___ Supplied material ___

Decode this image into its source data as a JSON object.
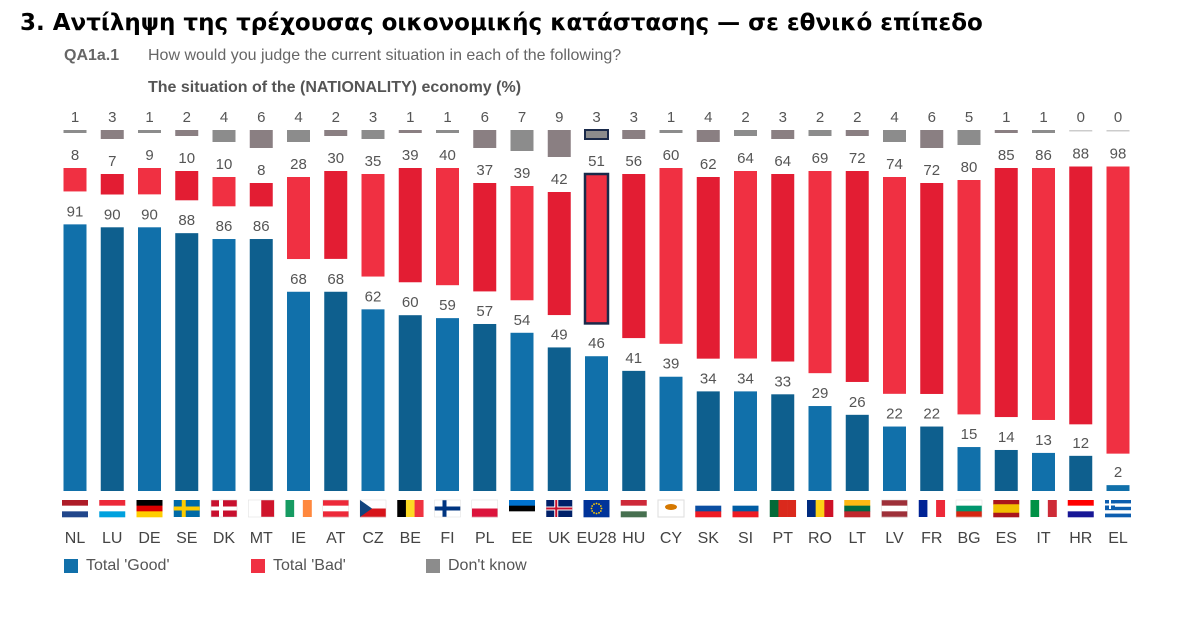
{
  "header": {
    "title": "3. Αντίληψη της τρέχουσας οικονομικής κατάστασης — σε εθνικό επίπεδο",
    "question_code": "QA1a.1",
    "question_text": "How would you judge the current situation in each of the following?",
    "subtitle": "The situation of the (NATIONALITY) economy (%)"
  },
  "colors": {
    "good": "#1170aa",
    "good_alt": "#0e5f8e",
    "bad": "#f03042",
    "bad_alt": "#e31d33",
    "dk": "#8c8c8c",
    "dk_alt": "#8a7f82",
    "highlight": "#1a2a4a"
  },
  "chart_data": {
    "type": "bar",
    "stacked": true,
    "title": "The situation of the (NATIONALITY) economy (%)",
    "categories": [
      "NL",
      "LU",
      "DE",
      "SE",
      "DK",
      "MT",
      "IE",
      "AT",
      "CZ",
      "BE",
      "FI",
      "PL",
      "EE",
      "UK",
      "EU28",
      "HU",
      "CY",
      "SK",
      "SI",
      "PT",
      "RO",
      "LT",
      "LV",
      "FR",
      "BG",
      "ES",
      "IT",
      "HR",
      "EL"
    ],
    "highlight": "EU28",
    "series": [
      {
        "name": "Total 'Good'",
        "values": [
          91,
          90,
          90,
          88,
          86,
          86,
          68,
          68,
          62,
          60,
          59,
          57,
          54,
          49,
          46,
          41,
          39,
          34,
          34,
          33,
          29,
          26,
          22,
          22,
          15,
          14,
          13,
          12,
          2
        ]
      },
      {
        "name": "Total 'Bad'",
        "values": [
          8,
          7,
          9,
          10,
          10,
          8,
          28,
          30,
          35,
          39,
          40,
          37,
          39,
          42,
          51,
          56,
          60,
          62,
          64,
          64,
          69,
          72,
          74,
          72,
          80,
          85,
          86,
          88,
          98
        ]
      },
      {
        "name": "Don't know",
        "values": [
          1,
          3,
          1,
          2,
          4,
          6,
          4,
          2,
          3,
          1,
          1,
          6,
          7,
          9,
          3,
          3,
          1,
          4,
          2,
          3,
          2,
          2,
          4,
          6,
          5,
          1,
          1,
          0,
          0
        ]
      }
    ],
    "legend_position": "bottom-left",
    "ylim": [
      0,
      100
    ],
    "grid": false
  },
  "legend": [
    {
      "label": "Total 'Good'"
    },
    {
      "label": "Total 'Bad'"
    },
    {
      "label": "Don't know"
    }
  ]
}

___

• Set exercise
Identify every line above that includes the word "name", and show those lines.

• Solved problem
        "name": "Total 'Good'",
        "name": "Total 'Bad'",
        "name": "Don't know",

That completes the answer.